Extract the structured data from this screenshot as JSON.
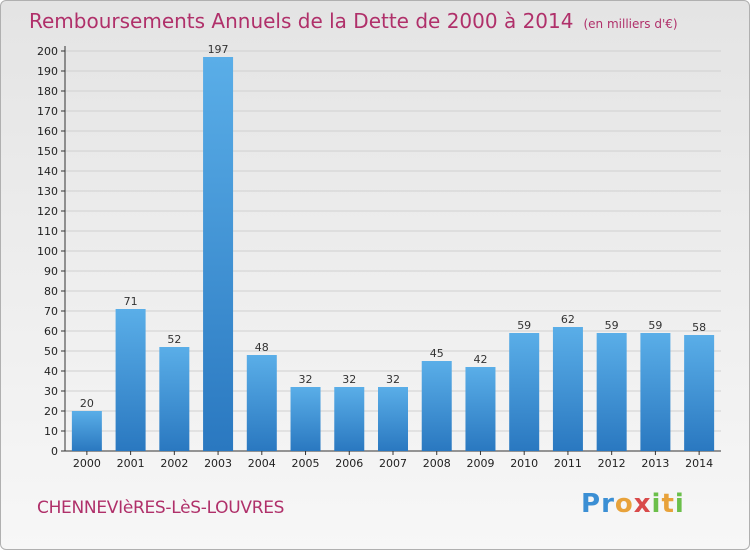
{
  "header": {
    "title": "Remboursements Annuels de la Dette de 2000 à 2014",
    "unit": "(en milliers d'€)"
  },
  "footer": {
    "commune": "CHENNEVIèRES-LèS-LOUVRES",
    "logo": [
      "P",
      "r",
      "o",
      "x",
      "i",
      "t",
      "i"
    ]
  },
  "colors": {
    "title": "#b0306a",
    "bar_top": "#5aaee8",
    "bar_bottom": "#2a78c0",
    "grid": "#d0d0d0"
  },
  "chart_data": {
    "type": "bar",
    "title": "Remboursements Annuels de la Dette de 2000 à 2014",
    "categories": [
      "2000",
      "2001",
      "2002",
      "2003",
      "2004",
      "2005",
      "2006",
      "2007",
      "2008",
      "2009",
      "2010",
      "2011",
      "2012",
      "2013",
      "2014"
    ],
    "values": [
      20,
      71,
      52,
      197,
      48,
      32,
      32,
      32,
      45,
      42,
      59,
      62,
      59,
      59,
      58
    ],
    "ylim": [
      0,
      200
    ],
    "yticks": [
      0,
      10,
      20,
      30,
      40,
      50,
      60,
      70,
      80,
      90,
      100,
      110,
      120,
      130,
      140,
      150,
      160,
      170,
      180,
      190,
      200
    ],
    "grid": true,
    "legend": "none"
  }
}
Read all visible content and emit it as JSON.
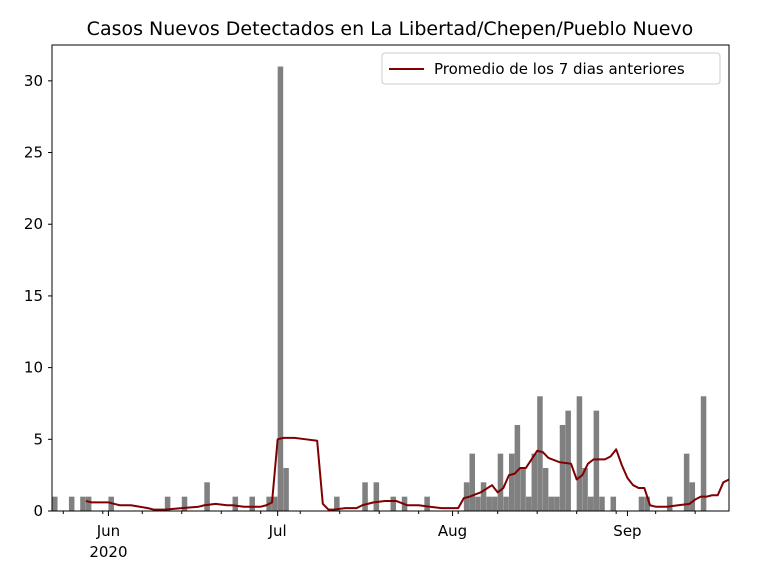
{
  "chart_data": {
    "type": "bar",
    "title": "Casos Nuevos Detectados en La Libertad/Chepen/Pueblo Nuevo",
    "xlabel": "",
    "ylabel": "",
    "x_start": "2020-05-22",
    "x_end": "2020-09-19",
    "ylim": [
      0,
      32.5
    ],
    "yticks": [
      0,
      5,
      10,
      15,
      20,
      25,
      30
    ],
    "xticks": [
      {
        "date": "2020-06-01",
        "label": "Jun",
        "sublabel": "2020"
      },
      {
        "date": "2020-07-01",
        "label": "Jul",
        "sublabel": ""
      },
      {
        "date": "2020-08-01",
        "label": "Aug",
        "sublabel": ""
      },
      {
        "date": "2020-09-01",
        "label": "Sep",
        "sublabel": ""
      }
    ],
    "grid": false,
    "legend_position": "top-right",
    "bar_color": "#808080",
    "line_color": "#800000",
    "series": [
      {
        "name": "",
        "kind": "bar",
        "dates": [
          "2020-05-22",
          "2020-05-25",
          "2020-05-27",
          "2020-05-28",
          "2020-06-01",
          "2020-06-11",
          "2020-06-14",
          "2020-06-18",
          "2020-06-23",
          "2020-06-26",
          "2020-06-29",
          "2020-06-30",
          "2020-07-01",
          "2020-07-02",
          "2020-07-11",
          "2020-07-16",
          "2020-07-18",
          "2020-07-21",
          "2020-07-23",
          "2020-07-27",
          "2020-08-03",
          "2020-08-04",
          "2020-08-05",
          "2020-08-06",
          "2020-08-07",
          "2020-08-08",
          "2020-08-09",
          "2020-08-10",
          "2020-08-11",
          "2020-08-12",
          "2020-08-13",
          "2020-08-14",
          "2020-08-15",
          "2020-08-16",
          "2020-08-17",
          "2020-08-18",
          "2020-08-19",
          "2020-08-20",
          "2020-08-21",
          "2020-08-23",
          "2020-08-24",
          "2020-08-25",
          "2020-08-26",
          "2020-08-27",
          "2020-08-29",
          "2020-09-03",
          "2020-09-04",
          "2020-09-08",
          "2020-09-11",
          "2020-09-12",
          "2020-09-14"
        ],
        "values": [
          1,
          1,
          1,
          1,
          1,
          1,
          1,
          2,
          1,
          1,
          1,
          1,
          31,
          3,
          1,
          2,
          2,
          1,
          1,
          1,
          2,
          4,
          1,
          2,
          1,
          1,
          4,
          1,
          4,
          6,
          3,
          1,
          4,
          8,
          3,
          1,
          1,
          6,
          7,
          8,
          3,
          1,
          7,
          1,
          1,
          1,
          1,
          1,
          4,
          2,
          8
        ]
      },
      {
        "name": "Promedio de los 7 dias anteriores",
        "kind": "line",
        "dates": [
          "2020-05-28",
          "2020-05-29",
          "2020-05-30",
          "2020-05-31",
          "2020-06-01",
          "2020-06-02",
          "2020-06-03",
          "2020-06-05",
          "2020-06-08",
          "2020-06-09",
          "2020-06-11",
          "2020-06-14",
          "2020-06-17",
          "2020-06-18",
          "2020-06-20",
          "2020-06-22",
          "2020-06-23",
          "2020-06-25",
          "2020-06-28",
          "2020-06-29",
          "2020-06-30",
          "2020-07-01",
          "2020-07-02",
          "2020-07-04",
          "2020-07-06",
          "2020-07-08",
          "2020-07-09",
          "2020-07-10",
          "2020-07-11",
          "2020-07-13",
          "2020-07-15",
          "2020-07-16",
          "2020-07-18",
          "2020-07-20",
          "2020-07-22",
          "2020-07-24",
          "2020-07-26",
          "2020-07-28",
          "2020-07-30",
          "2020-08-01",
          "2020-08-02",
          "2020-08-03",
          "2020-08-04",
          "2020-08-06",
          "2020-08-08",
          "2020-08-09",
          "2020-08-10",
          "2020-08-11",
          "2020-08-12",
          "2020-08-13",
          "2020-08-14",
          "2020-08-16",
          "2020-08-17",
          "2020-08-18",
          "2020-08-20",
          "2020-08-22",
          "2020-08-23",
          "2020-08-24",
          "2020-08-25",
          "2020-08-26",
          "2020-08-28",
          "2020-08-29",
          "2020-08-30",
          "2020-08-31",
          "2020-09-01",
          "2020-09-02",
          "2020-09-03",
          "2020-09-04",
          "2020-09-05",
          "2020-09-06",
          "2020-09-07",
          "2020-09-08",
          "2020-09-10",
          "2020-09-12",
          "2020-09-13",
          "2020-09-14",
          "2020-09-15",
          "2020-09-16",
          "2020-09-17",
          "2020-09-18",
          "2020-09-19"
        ],
        "values": [
          0.7,
          0.6,
          0.6,
          0.6,
          0.6,
          0.5,
          0.4,
          0.4,
          0.2,
          0.1,
          0.1,
          0.2,
          0.3,
          0.4,
          0.5,
          0.4,
          0.4,
          0.3,
          0.3,
          0.4,
          0.6,
          5.0,
          5.1,
          5.1,
          5.0,
          4.9,
          0.5,
          0.1,
          0.1,
          0.2,
          0.2,
          0.4,
          0.6,
          0.7,
          0.7,
          0.4,
          0.4,
          0.3,
          0.2,
          0.2,
          0.2,
          0.9,
          1.0,
          1.3,
          1.8,
          1.3,
          1.6,
          2.5,
          2.6,
          3.0,
          3.0,
          4.2,
          4.1,
          3.7,
          3.4,
          3.3,
          2.2,
          2.5,
          3.3,
          3.6,
          3.6,
          3.8,
          4.3,
          3.2,
          2.3,
          1.8,
          1.6,
          1.6,
          0.4,
          0.3,
          0.3,
          0.3,
          0.4,
          0.5,
          0.8,
          1.0,
          1.0,
          1.1,
          1.1,
          2.0,
          2.2
        ]
      }
    ]
  }
}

-.-.-

**Required task**
Print the entries above exactly, taking out only the pictures.

**Answer below**
Extract the structured data from this screenshot as JSON.
{
  "header": {
    "title": "Remboursements Annuels de la Dette de 2000 à 2014",
    "unit": "(en milliers d'€)"
  },
  "footer": {
    "commune": "CHENNEVIèRES-LèS-LOUVRES",
    "logo": [
      "P",
      "r",
      "o",
      "x",
      "i",
      "t",
      "i"
    ]
  },
  "colors": {
    "title": "#b0306a",
    "bar_top": "#5aaee8",
    "bar_bottom": "#2a78c0",
    "grid": "#d0d0d0"
  },
  "chart_data": {
    "type": "bar",
    "title": "Remboursements Annuels de la Dette de 2000 à 2014",
    "categories": [
      "2000",
      "2001",
      "2002",
      "2003",
      "2004",
      "2005",
      "2006",
      "2007",
      "2008",
      "2009",
      "2010",
      "2011",
      "2012",
      "2013",
      "2014"
    ],
    "values": [
      20,
      71,
      52,
      197,
      48,
      32,
      32,
      32,
      45,
      42,
      59,
      62,
      59,
      59,
      58
    ],
    "ylim": [
      0,
      200
    ],
    "yticks": [
      0,
      10,
      20,
      30,
      40,
      50,
      60,
      70,
      80,
      90,
      100,
      110,
      120,
      130,
      140,
      150,
      160,
      170,
      180,
      190,
      200
    ],
    "grid": true,
    "legend": "none"
  }
}
Read all visible content and emit it as JSON.
{
  "chart_data": {
    "type": "bar",
    "title": "Casos Nuevos Detectados en La Libertad/Chepen/Pueblo Nuevo",
    "xlabel": "",
    "ylabel": "",
    "x_start": "2020-05-22",
    "x_end": "2020-09-19",
    "ylim": [
      0,
      32.5
    ],
    "yticks": [
      0,
      5,
      10,
      15,
      20,
      25,
      30
    ],
    "xticks": [
      {
        "date": "2020-06-01",
        "label": "Jun",
        "sublabel": "2020"
      },
      {
        "date": "2020-07-01",
        "label": "Jul",
        "sublabel": ""
      },
      {
        "date": "2020-08-01",
        "label": "Aug",
        "sublabel": ""
      },
      {
        "date": "2020-09-01",
        "label": "Sep",
        "sublabel": ""
      }
    ],
    "grid": false,
    "legend_position": "top-right",
    "bar_color": "#808080",
    "line_color": "#800000",
    "series": [
      {
        "name": "",
        "kind": "bar",
        "dates": [
          "2020-05-22",
          "2020-05-25",
          "2020-05-27",
          "2020-05-28",
          "2020-06-01",
          "2020-06-11",
          "2020-06-14",
          "2020-06-18",
          "2020-06-23",
          "2020-06-26",
          "2020-06-29",
          "2020-06-30",
          "2020-07-01",
          "2020-07-02",
          "2020-07-11",
          "2020-07-16",
          "2020-07-18",
          "2020-07-21",
          "2020-07-23",
          "2020-07-27",
          "2020-08-03",
          "2020-08-04",
          "2020-08-05",
          "2020-08-06",
          "2020-08-07",
          "2020-08-08",
          "2020-08-09",
          "2020-08-10",
          "2020-08-11",
          "2020-08-12",
          "2020-08-13",
          "2020-08-14",
          "2020-08-15",
          "2020-08-16",
          "2020-08-17",
          "2020-08-18",
          "2020-08-19",
          "2020-08-20",
          "2020-08-21",
          "2020-08-23",
          "2020-08-24",
          "2020-08-25",
          "2020-08-26",
          "2020-08-27",
          "2020-08-29",
          "2020-09-03",
          "2020-09-04",
          "2020-09-08",
          "2020-09-11",
          "2020-09-12",
          "2020-09-14"
        ],
        "values": [
          1,
          1,
          1,
          1,
          1,
          1,
          1,
          2,
          1,
          1,
          1,
          1,
          31,
          3,
          1,
          2,
          2,
          1,
          1,
          1,
          2,
          4,
          1,
          2,
          1,
          1,
          4,
          1,
          4,
          6,
          3,
          1,
          4,
          8,
          3,
          1,
          1,
          6,
          7,
          8,
          3,
          1,
          7,
          1,
          1,
          1,
          1,
          1,
          4,
          2,
          8
        ]
      },
      {
        "name": "Promedio de los 7 dias anteriores",
        "kind": "line",
        "dates": [
          "2020-05-28",
          "2020-05-29",
          "2020-05-30",
          "2020-05-31",
          "2020-06-01",
          "2020-06-02",
          "2020-06-03",
          "2020-06-05",
          "2020-06-08",
          "2020-06-09",
          "2020-06-11",
          "2020-06-14",
          "2020-06-17",
          "2020-06-18",
          "2020-06-20",
          "2020-06-22",
          "2020-06-23",
          "2020-06-25",
          "2020-06-28",
          "2020-06-29",
          "2020-06-30",
          "2020-07-01",
          "2020-07-02",
          "2020-07-04",
          "2020-07-06",
          "2020-07-08",
          "2020-07-09",
          "2020-07-10",
          "2020-07-11",
          "2020-07-13",
          "2020-07-15",
          "2020-07-16",
          "2020-07-18",
          "2020-07-20",
          "2020-07-22",
          "2020-07-24",
          "2020-07-26",
          "2020-07-28",
          "2020-07-30",
          "2020-08-01",
          "2020-08-02",
          "2020-08-03",
          "2020-08-04",
          "2020-08-06",
          "2020-08-08",
          "2020-08-09",
          "2020-08-10",
          "2020-08-11",
          "2020-08-12",
          "2020-08-13",
          "2020-08-14",
          "2020-08-16",
          "2020-08-17",
          "2020-08-18",
          "2020-08-20",
          "2020-08-22",
          "2020-08-23",
          "2020-08-24",
          "2020-08-25",
          "2020-08-26",
          "2020-08-28",
          "2020-08-29",
          "2020-08-30",
          "2020-08-31",
          "2020-09-01",
          "2020-09-02",
          "2020-09-03",
          "2020-09-04",
          "2020-09-05",
          "2020-09-06",
          "2020-09-07",
          "2020-09-08",
          "2020-09-10",
          "2020-09-12",
          "2020-09-13",
          "2020-09-14",
          "2020-09-15",
          "2020-09-16",
          "2020-09-17",
          "2020-09-18",
          "2020-09-19"
        ],
        "values": [
          0.7,
          0.6,
          0.6,
          0.6,
          0.6,
          0.5,
          0.4,
          0.4,
          0.2,
          0.1,
          0.1,
          0.2,
          0.3,
          0.4,
          0.5,
          0.4,
          0.4,
          0.3,
          0.3,
          0.4,
          0.6,
          5.0,
          5.1,
          5.1,
          5.0,
          4.9,
          0.5,
          0.1,
          0.1,
          0.2,
          0.2,
          0.4,
          0.6,
          0.7,
          0.7,
          0.4,
          0.4,
          0.3,
          0.2,
          0.2,
          0.2,
          0.9,
          1.0,
          1.3,
          1.8,
          1.3,
          1.6,
          2.5,
          2.6,
          3.0,
          3.0,
          4.2,
          4.1,
          3.7,
          3.4,
          3.3,
          2.2,
          2.5,
          3.3,
          3.6,
          3.6,
          3.8,
          4.3,
          3.2,
          2.3,
          1.8,
          1.6,
          1.6,
          0.4,
          0.3,
          0.3,
          0.3,
          0.4,
          0.5,
          0.8,
          1.0,
          1.0,
          1.1,
          1.1,
          2.0,
          2.2
        ]
      }
    ]
  }
}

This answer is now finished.